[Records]
┌──

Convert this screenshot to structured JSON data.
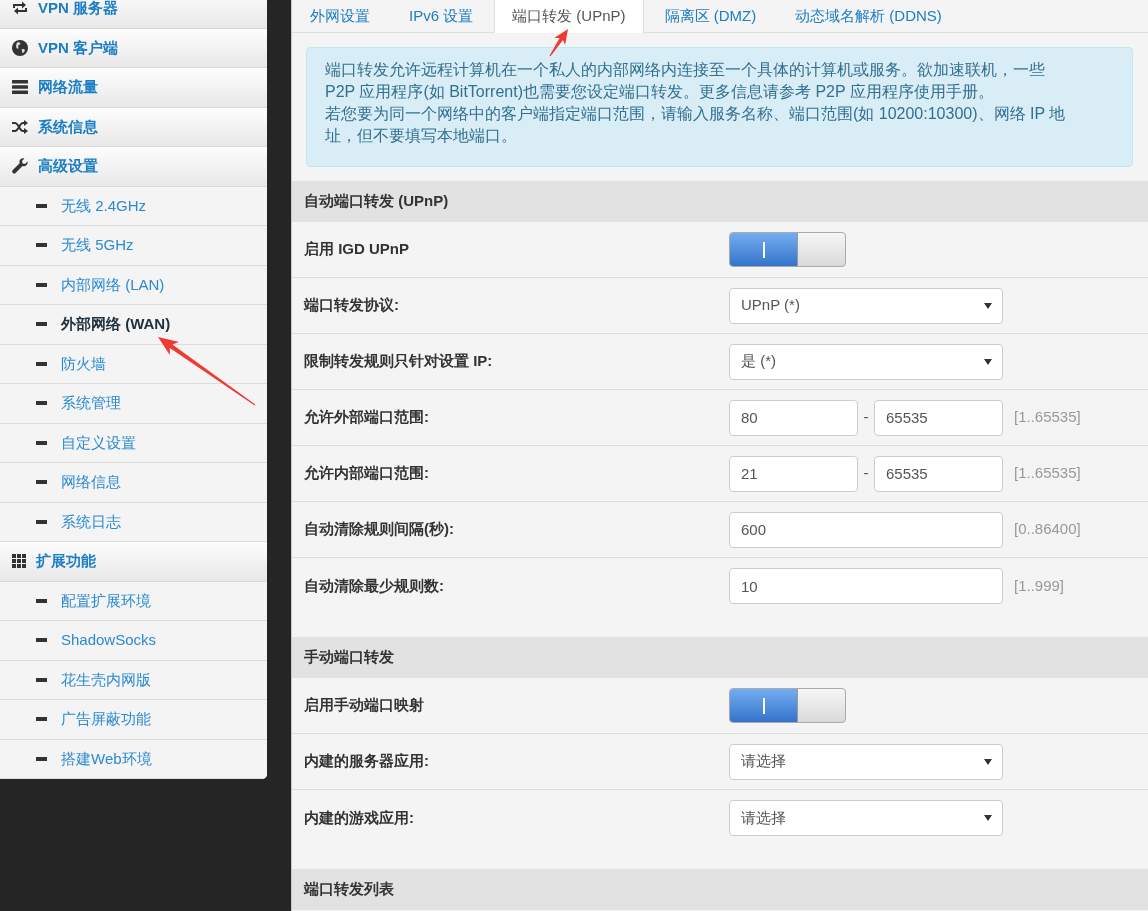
{
  "sidebar": {
    "items": [
      {
        "label": "VPN 服务器",
        "selected": false
      },
      {
        "label": "VPN 客户端",
        "selected": false
      },
      {
        "label": "网络流量",
        "selected": false
      },
      {
        "label": "系统信息",
        "selected": false
      },
      {
        "label": "高级设置",
        "selected": false,
        "children": [
          {
            "label": "无线 2.4GHz",
            "selected": false
          },
          {
            "label": "无线 5GHz",
            "selected": false
          },
          {
            "label": "内部网络 (LAN)",
            "selected": false
          },
          {
            "label": "外部网络 (WAN)",
            "selected": true
          },
          {
            "label": "防火墙",
            "selected": false
          },
          {
            "label": "系统管理",
            "selected": false
          },
          {
            "label": "自定义设置",
            "selected": false
          },
          {
            "label": "网络信息",
            "selected": false
          },
          {
            "label": "系统日志",
            "selected": false
          }
        ]
      },
      {
        "label": "扩展功能",
        "selected": false,
        "children": [
          {
            "label": "配置扩展环境",
            "selected": false
          },
          {
            "label": "ShadowSocks",
            "selected": false
          },
          {
            "label": "花生壳内网版",
            "selected": false
          },
          {
            "label": "广告屏蔽功能",
            "selected": false
          },
          {
            "label": "搭建Web环境",
            "selected": false
          }
        ]
      }
    ]
  },
  "tabs": [
    {
      "label": "外网设置",
      "selected": false
    },
    {
      "label": "IPv6 设置",
      "selected": false
    },
    {
      "label": "端口转发 (UPnP)",
      "selected": true
    },
    {
      "label": "隔离区 (DMZ)",
      "selected": false
    },
    {
      "label": "动态域名解析 (DDNS)",
      "selected": false
    }
  ],
  "notice": {
    "paragraphs": [
      "端口转发允许远程计算机在一个私人的内部网络内连接至一个具体的计算机或服务。欲加速联机，一些 P2P 应用程序(如 BitTorrent)也需要您设定端口转发。更多信息请参考 P2P 应用程序使用手册。",
      "若您要为同一个网络中的客户端指定端口范围，请输入服务名称、端口范围(如 10200:10300)、网络 IP 地址，但不要填写本地端口。"
    ]
  },
  "sections": [
    {
      "title": "自动端口转发 (UPnP)",
      "rows": [
        {
          "kind": "toggle",
          "label": "启用 IGD UPnP",
          "on": true
        },
        {
          "kind": "select",
          "label": "端口转发协议:",
          "value": "UPnP (*)"
        },
        {
          "kind": "select",
          "label": "限制转发规则只针对设置 IP:",
          "value": "是 (*)"
        },
        {
          "kind": "range",
          "label": "允许外部端口范围:",
          "from": "80",
          "separator": "-",
          "to": "65535",
          "hint": "[1..65535]"
        },
        {
          "kind": "range",
          "label": "允许内部端口范围:",
          "from": "21",
          "separator": "-",
          "to": "65535",
          "hint": "[1..65535]"
        },
        {
          "kind": "input",
          "label": "自动清除规则间隔(秒):",
          "value": "600",
          "hint": "[0..86400]"
        },
        {
          "kind": "input",
          "label": "自动清除最少规则数:",
          "value": "10",
          "hint": "[1..999]"
        }
      ]
    },
    {
      "title": "手动端口转发",
      "rows": [
        {
          "kind": "toggle",
          "label": "启用手动端口映射",
          "on": true
        },
        {
          "kind": "select",
          "label": "内建的服务器应用:",
          "value": "请选择"
        },
        {
          "kind": "select",
          "label": "内建的游戏应用:",
          "value": "请选择"
        }
      ]
    },
    {
      "title": "端口转发列表"
    }
  ]
}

└──

What to work on
Each line above is to be copied verbatim. Drop any image from the copy.

Output for this exercise
Convert this screenshot to structured JSON data.
{
  "sidebar": {
    "items": [
      {
        "label": "VPN 服务器",
        "selected": false
      },
      {
        "label": "VPN 客户端",
        "selected": false
      },
      {
        "label": "网络流量",
        "selected": false
      },
      {
        "label": "系统信息",
        "selected": false
      },
      {
        "label": "高级设置",
        "selected": false,
        "children": [
          {
            "label": "无线 2.4GHz",
            "selected": false
          },
          {
            "label": "无线 5GHz",
            "selected": false
          },
          {
            "label": "内部网络 (LAN)",
            "selected": false
          },
          {
            "label": "外部网络 (WAN)",
            "selected": true
          },
          {
            "label": "防火墙",
            "selected": false
          },
          {
            "label": "系统管理",
            "selected": false
          },
          {
            "label": "自定义设置",
            "selected": false
          },
          {
            "label": "网络信息",
            "selected": false
          },
          {
            "label": "系统日志",
            "selected": false
          }
        ]
      },
      {
        "label": "扩展功能",
        "selected": false,
        "children": [
          {
            "label": "配置扩展环境",
            "selected": false
          },
          {
            "label": "ShadowSocks",
            "selected": false
          },
          {
            "label": "花生壳内网版",
            "selected": false
          },
          {
            "label": "广告屏蔽功能",
            "selected": false
          },
          {
            "label": "搭建Web环境",
            "selected": false
          }
        ]
      }
    ]
  },
  "tabs": [
    {
      "label": "外网设置",
      "selected": false
    },
    {
      "label": "IPv6 设置",
      "selected": false
    },
    {
      "label": "端口转发 (UPnP)",
      "selected": true
    },
    {
      "label": "隔离区 (DMZ)",
      "selected": false
    },
    {
      "label": "动态域名解析 (DDNS)",
      "selected": false
    }
  ],
  "notice": {
    "paragraphs": [
      "端口转发允许远程计算机在一个私人的内部网络内连接至一个具体的计算机或服务。欲加速联机，一些 P2P 应用程序(如 BitTorrent)也需要您设定端口转发。更多信息请参考 P2P 应用程序使用手册。",
      "若您要为同一个网络中的客户端指定端口范围，请输入服务名称、端口范围(如 10200:10300)、网络 IP 地址，但不要填写本地端口。"
    ]
  },
  "sections": [
    {
      "title": "自动端口转发 (UPnP)",
      "rows": [
        {
          "kind": "toggle",
          "label": "启用 IGD UPnP",
          "on": true
        },
        {
          "kind": "select",
          "label": "端口转发协议:",
          "value": "UPnP (*)"
        },
        {
          "kind": "select",
          "label": "限制转发规则只针对设置 IP:",
          "value": "是 (*)"
        },
        {
          "kind": "range",
          "label": "允许外部端口范围:",
          "from": "80",
          "separator": "-",
          "to": "65535",
          "hint": "[1..65535]"
        },
        {
          "kind": "range",
          "label": "允许内部端口范围:",
          "from": "21",
          "separator": "-",
          "to": "65535",
          "hint": "[1..65535]"
        },
        {
          "kind": "input",
          "label": "自动清除规则间隔(秒):",
          "value": "600",
          "hint": "[0..86400]"
        },
        {
          "kind": "input",
          "label": "自动清除最少规则数:",
          "value": "10",
          "hint": "[1..999]"
        }
      ]
    },
    {
      "title": "手动端口转发",
      "rows": [
        {
          "kind": "toggle",
          "label": "启用手动端口映射",
          "on": true
        },
        {
          "kind": "select",
          "label": "内建的服务器应用:",
          "value": "请选择"
        },
        {
          "kind": "select",
          "label": "内建的游戏应用:",
          "value": "请选择"
        }
      ]
    },
    {
      "title": "端口转发列表"
    }
  ]
}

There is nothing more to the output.